**PROVIDED DATA**
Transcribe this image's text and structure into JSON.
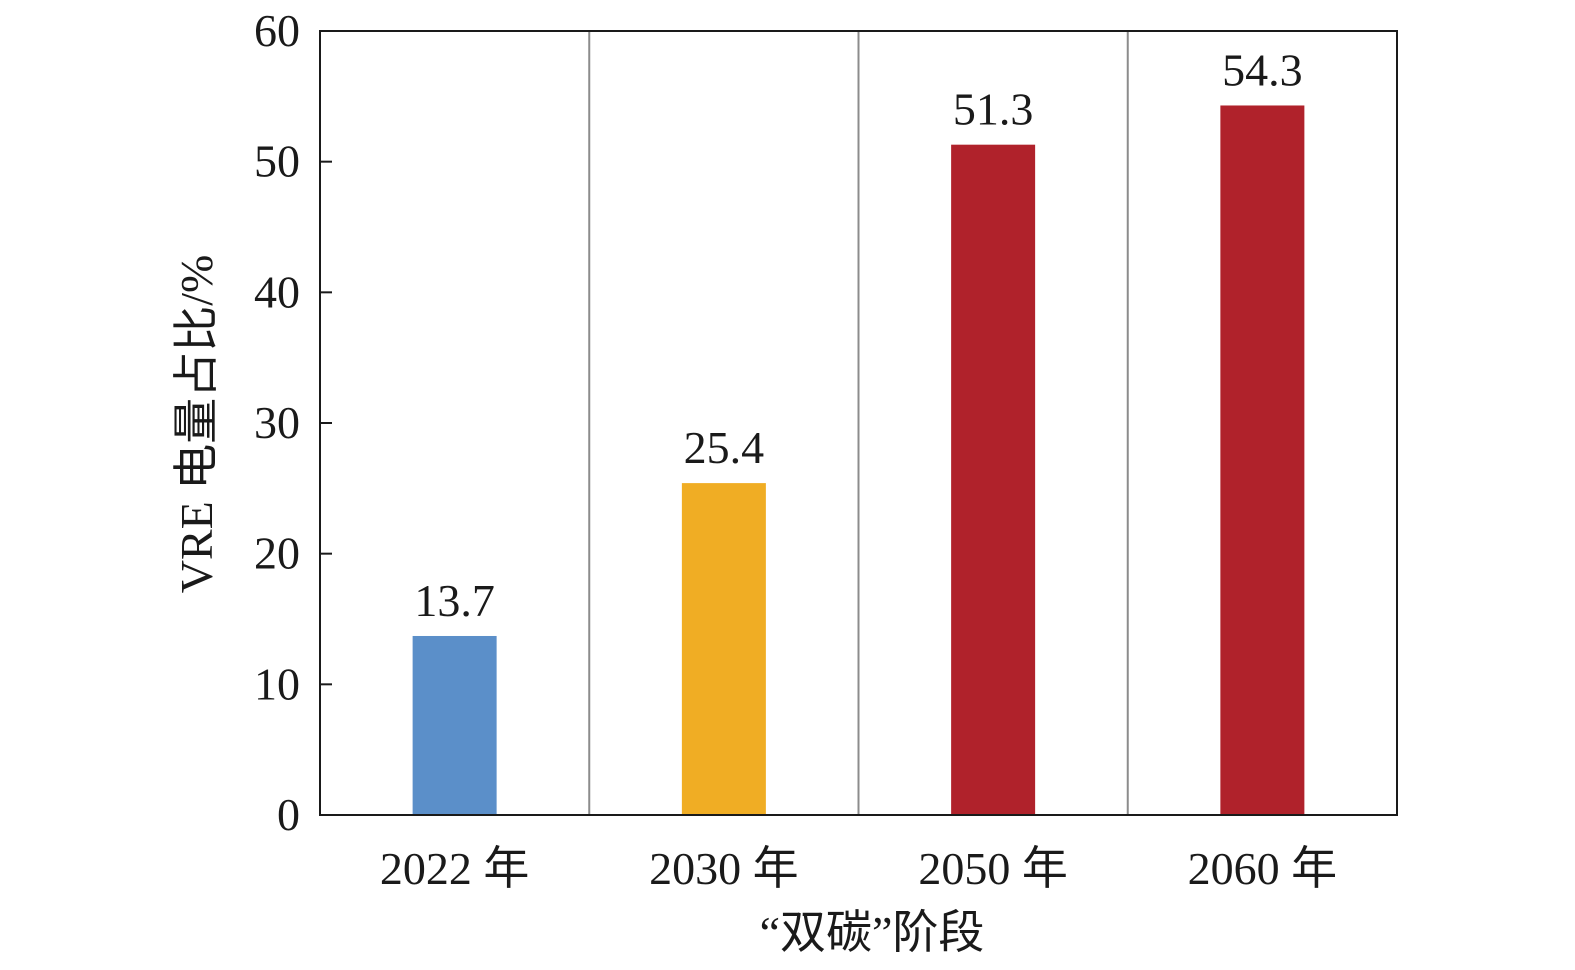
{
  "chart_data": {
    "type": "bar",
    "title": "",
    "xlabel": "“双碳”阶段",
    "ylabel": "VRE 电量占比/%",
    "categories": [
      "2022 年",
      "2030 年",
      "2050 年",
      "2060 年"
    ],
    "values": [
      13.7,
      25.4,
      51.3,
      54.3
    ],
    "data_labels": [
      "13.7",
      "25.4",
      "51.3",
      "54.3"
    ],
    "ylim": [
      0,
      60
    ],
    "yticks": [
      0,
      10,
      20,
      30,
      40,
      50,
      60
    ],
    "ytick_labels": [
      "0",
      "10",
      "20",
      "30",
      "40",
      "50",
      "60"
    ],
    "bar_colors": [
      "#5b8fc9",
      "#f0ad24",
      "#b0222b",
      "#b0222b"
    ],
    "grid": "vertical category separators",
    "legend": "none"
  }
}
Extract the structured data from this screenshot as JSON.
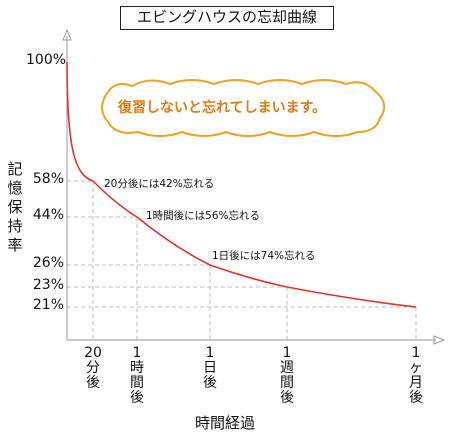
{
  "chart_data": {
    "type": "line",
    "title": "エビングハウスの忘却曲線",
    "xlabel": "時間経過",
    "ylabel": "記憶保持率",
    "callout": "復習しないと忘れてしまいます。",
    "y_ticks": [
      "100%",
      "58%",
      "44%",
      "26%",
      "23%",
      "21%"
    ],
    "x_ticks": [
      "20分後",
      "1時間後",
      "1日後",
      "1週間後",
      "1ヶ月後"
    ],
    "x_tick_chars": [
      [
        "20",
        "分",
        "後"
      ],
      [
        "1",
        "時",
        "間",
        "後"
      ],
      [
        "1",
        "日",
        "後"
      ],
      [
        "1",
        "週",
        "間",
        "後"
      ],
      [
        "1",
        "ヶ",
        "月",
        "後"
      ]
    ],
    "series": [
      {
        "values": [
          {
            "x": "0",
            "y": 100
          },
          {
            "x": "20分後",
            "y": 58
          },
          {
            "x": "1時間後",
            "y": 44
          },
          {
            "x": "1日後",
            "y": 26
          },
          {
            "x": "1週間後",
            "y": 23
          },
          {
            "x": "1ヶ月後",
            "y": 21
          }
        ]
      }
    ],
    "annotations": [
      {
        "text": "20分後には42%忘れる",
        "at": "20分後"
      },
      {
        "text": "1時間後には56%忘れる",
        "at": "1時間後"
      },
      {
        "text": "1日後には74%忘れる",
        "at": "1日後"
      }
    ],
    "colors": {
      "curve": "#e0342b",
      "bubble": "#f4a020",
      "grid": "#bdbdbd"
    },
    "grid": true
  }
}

**WHAT TO PRODUCE**
Exactly the lines from the line with "Extract the structured" through the last line of the listing, both included, should be extracted, and the pictures left behind.

**WORKED ANSWER**
Extract the structured data from this screenshot as JSON.
{
  "chart_data": {
    "type": "line",
    "title": "エビングハウスの忘却曲線",
    "xlabel": "時間経過",
    "ylabel": "記憶保持率",
    "callout": "復習しないと忘れてしまいます。",
    "y_ticks": [
      "100%",
      "58%",
      "44%",
      "26%",
      "23%",
      "21%"
    ],
    "x_ticks": [
      "20分後",
      "1時間後",
      "1日後",
      "1週間後",
      "1ヶ月後"
    ],
    "x_tick_chars": [
      [
        "20",
        "分",
        "後"
      ],
      [
        "1",
        "時",
        "間",
        "後"
      ],
      [
        "1",
        "日",
        "後"
      ],
      [
        "1",
        "週",
        "間",
        "後"
      ],
      [
        "1",
        "ヶ",
        "月",
        "後"
      ]
    ],
    "series": [
      {
        "values": [
          {
            "x": "0",
            "y": 100
          },
          {
            "x": "20分後",
            "y": 58
          },
          {
            "x": "1時間後",
            "y": 44
          },
          {
            "x": "1日後",
            "y": 26
          },
          {
            "x": "1週間後",
            "y": 23
          },
          {
            "x": "1ヶ月後",
            "y": 21
          }
        ]
      }
    ],
    "annotations": [
      {
        "text": "20分後には42%忘れる",
        "at": "20分後"
      },
      {
        "text": "1時間後には56%忘れる",
        "at": "1時間後"
      },
      {
        "text": "1日後には74%忘れる",
        "at": "1日後"
      }
    ],
    "colors": {
      "curve": "#e0342b",
      "bubble": "#f4a020",
      "grid": "#bdbdbd"
    },
    "grid": true
  }
}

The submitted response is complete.